▶ _SUPPLIED DATA_
--- start ---
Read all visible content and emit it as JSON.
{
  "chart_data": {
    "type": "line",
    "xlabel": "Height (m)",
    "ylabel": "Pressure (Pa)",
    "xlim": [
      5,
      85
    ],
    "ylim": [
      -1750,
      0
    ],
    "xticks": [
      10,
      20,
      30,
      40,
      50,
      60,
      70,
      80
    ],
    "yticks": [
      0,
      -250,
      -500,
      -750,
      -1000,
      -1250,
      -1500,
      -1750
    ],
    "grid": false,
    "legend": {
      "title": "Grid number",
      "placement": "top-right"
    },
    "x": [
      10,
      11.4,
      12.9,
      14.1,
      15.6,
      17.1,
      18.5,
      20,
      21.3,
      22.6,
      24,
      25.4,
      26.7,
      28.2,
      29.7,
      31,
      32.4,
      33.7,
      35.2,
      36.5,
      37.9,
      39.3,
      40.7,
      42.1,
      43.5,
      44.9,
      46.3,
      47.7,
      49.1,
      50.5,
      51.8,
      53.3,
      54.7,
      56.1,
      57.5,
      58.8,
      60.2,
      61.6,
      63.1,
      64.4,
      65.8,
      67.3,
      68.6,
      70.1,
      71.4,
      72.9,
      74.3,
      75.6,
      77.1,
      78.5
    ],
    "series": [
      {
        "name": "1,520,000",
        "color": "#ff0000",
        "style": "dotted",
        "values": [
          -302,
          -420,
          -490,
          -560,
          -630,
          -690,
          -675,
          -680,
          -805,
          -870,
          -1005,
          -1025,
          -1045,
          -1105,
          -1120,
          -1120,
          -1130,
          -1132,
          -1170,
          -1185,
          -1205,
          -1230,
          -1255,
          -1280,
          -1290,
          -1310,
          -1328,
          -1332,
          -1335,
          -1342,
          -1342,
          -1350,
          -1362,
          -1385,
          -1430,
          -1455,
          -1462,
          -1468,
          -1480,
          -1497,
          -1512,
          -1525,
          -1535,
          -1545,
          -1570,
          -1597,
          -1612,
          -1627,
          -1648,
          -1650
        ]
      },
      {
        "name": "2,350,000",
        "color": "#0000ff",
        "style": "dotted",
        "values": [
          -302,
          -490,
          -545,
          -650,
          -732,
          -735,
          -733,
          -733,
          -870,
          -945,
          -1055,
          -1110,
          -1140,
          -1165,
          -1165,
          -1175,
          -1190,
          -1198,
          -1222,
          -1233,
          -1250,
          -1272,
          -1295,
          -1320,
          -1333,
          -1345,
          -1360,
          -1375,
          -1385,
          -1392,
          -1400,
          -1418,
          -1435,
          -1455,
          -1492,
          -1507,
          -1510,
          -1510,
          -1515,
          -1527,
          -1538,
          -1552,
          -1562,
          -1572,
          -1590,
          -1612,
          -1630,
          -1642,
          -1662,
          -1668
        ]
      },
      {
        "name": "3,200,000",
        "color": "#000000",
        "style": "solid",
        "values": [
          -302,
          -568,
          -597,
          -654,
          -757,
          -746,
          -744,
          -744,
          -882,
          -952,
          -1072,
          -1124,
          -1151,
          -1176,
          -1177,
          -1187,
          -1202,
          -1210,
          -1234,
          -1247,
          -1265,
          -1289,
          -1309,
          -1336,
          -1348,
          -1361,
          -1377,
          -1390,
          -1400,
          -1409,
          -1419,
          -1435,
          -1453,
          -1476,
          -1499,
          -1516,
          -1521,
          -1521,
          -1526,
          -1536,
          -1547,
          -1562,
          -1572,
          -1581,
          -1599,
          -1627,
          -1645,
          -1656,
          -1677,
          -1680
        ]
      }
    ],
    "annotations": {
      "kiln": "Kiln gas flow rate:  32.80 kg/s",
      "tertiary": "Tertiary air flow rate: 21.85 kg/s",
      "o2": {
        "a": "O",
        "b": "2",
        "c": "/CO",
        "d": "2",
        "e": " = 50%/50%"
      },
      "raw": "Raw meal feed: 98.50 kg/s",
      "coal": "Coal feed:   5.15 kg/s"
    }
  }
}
--- end ---
▶ _WHAT THE TASK ASKS_
Extract the complete listing verbatim.

▶ _TASK RESPONSE_
Read all visible content and emit it as JSON.
{
  "chart_data": {
    "type": "line",
    "xlabel": "Height (m)",
    "ylabel": "Pressure (Pa)",
    "xlim": [
      5,
      85
    ],
    "ylim": [
      -1750,
      0
    ],
    "xticks": [
      10,
      20,
      30,
      40,
      50,
      60,
      70,
      80
    ],
    "yticks": [
      0,
      -250,
      -500,
      -750,
      -1000,
      -1250,
      -1500,
      -1750
    ],
    "grid": false,
    "legend": {
      "title": "Grid number",
      "placement": "top-right"
    },
    "x": [
      10,
      11.4,
      12.9,
      14.1,
      15.6,
      17.1,
      18.5,
      20,
      21.3,
      22.6,
      24,
      25.4,
      26.7,
      28.2,
      29.7,
      31,
      32.4,
      33.7,
      35.2,
      36.5,
      37.9,
      39.3,
      40.7,
      42.1,
      43.5,
      44.9,
      46.3,
      47.7,
      49.1,
      50.5,
      51.8,
      53.3,
      54.7,
      56.1,
      57.5,
      58.8,
      60.2,
      61.6,
      63.1,
      64.4,
      65.8,
      67.3,
      68.6,
      70.1,
      71.4,
      72.9,
      74.3,
      75.6,
      77.1,
      78.5
    ],
    "series": [
      {
        "name": "1,520,000",
        "color": "#ff0000",
        "style": "dotted",
        "values": [
          -302,
          -420,
          -490,
          -560,
          -630,
          -690,
          -675,
          -680,
          -805,
          -870,
          -1005,
          -1025,
          -1045,
          -1105,
          -1120,
          -1120,
          -1130,
          -1132,
          -1170,
          -1185,
          -1205,
          -1230,
          -1255,
          -1280,
          -1290,
          -1310,
          -1328,
          -1332,
          -1335,
          -1342,
          -1342,
          -1350,
          -1362,
          -1385,
          -1430,
          -1455,
          -1462,
          -1468,
          -1480,
          -1497,
          -1512,
          -1525,
          -1535,
          -1545,
          -1570,
          -1597,
          -1612,
          -1627,
          -1648,
          -1650
        ]
      },
      {
        "name": "2,350,000",
        "color": "#0000ff",
        "style": "dotted",
        "values": [
          -302,
          -490,
          -545,
          -650,
          -732,
          -735,
          -733,
          -733,
          -870,
          -945,
          -1055,
          -1110,
          -1140,
          -1165,
          -1165,
          -1175,
          -1190,
          -1198,
          -1222,
          -1233,
          -1250,
          -1272,
          -1295,
          -1320,
          -1333,
          -1345,
          -1360,
          -1375,
          -1385,
          -1392,
          -1400,
          -1418,
          -1435,
          -1455,
          -1492,
          -1507,
          -1510,
          -1510,
          -1515,
          -1527,
          -1538,
          -1552,
          -1562,
          -1572,
          -1590,
          -1612,
          -1630,
          -1642,
          -1662,
          -1668
        ]
      },
      {
        "name": "3,200,000",
        "color": "#000000",
        "style": "solid",
        "values": [
          -302,
          -568,
          -597,
          -654,
          -757,
          -746,
          -744,
          -744,
          -882,
          -952,
          -1072,
          -1124,
          -1151,
          -1176,
          -1177,
          -1187,
          -1202,
          -1210,
          -1234,
          -1247,
          -1265,
          -1289,
          -1309,
          -1336,
          -1348,
          -1361,
          -1377,
          -1390,
          -1400,
          -1409,
          -1419,
          -1435,
          -1453,
          -1476,
          -1499,
          -1516,
          -1521,
          -1521,
          -1526,
          -1536,
          -1547,
          -1562,
          -1572,
          -1581,
          -1599,
          -1627,
          -1645,
          -1656,
          -1677,
          -1680
        ]
      }
    ],
    "annotations": {
      "kiln": "Kiln gas flow rate:  32.80 kg/s",
      "tertiary": "Tertiary air flow rate: 21.85 kg/s",
      "o2": {
        "a": "O",
        "b": "2",
        "c": "/CO",
        "d": "2",
        "e": " = 50%/50%"
      },
      "raw": "Raw meal feed: 98.50 kg/s",
      "coal": "Coal feed:   5.15 kg/s"
    }
  }
}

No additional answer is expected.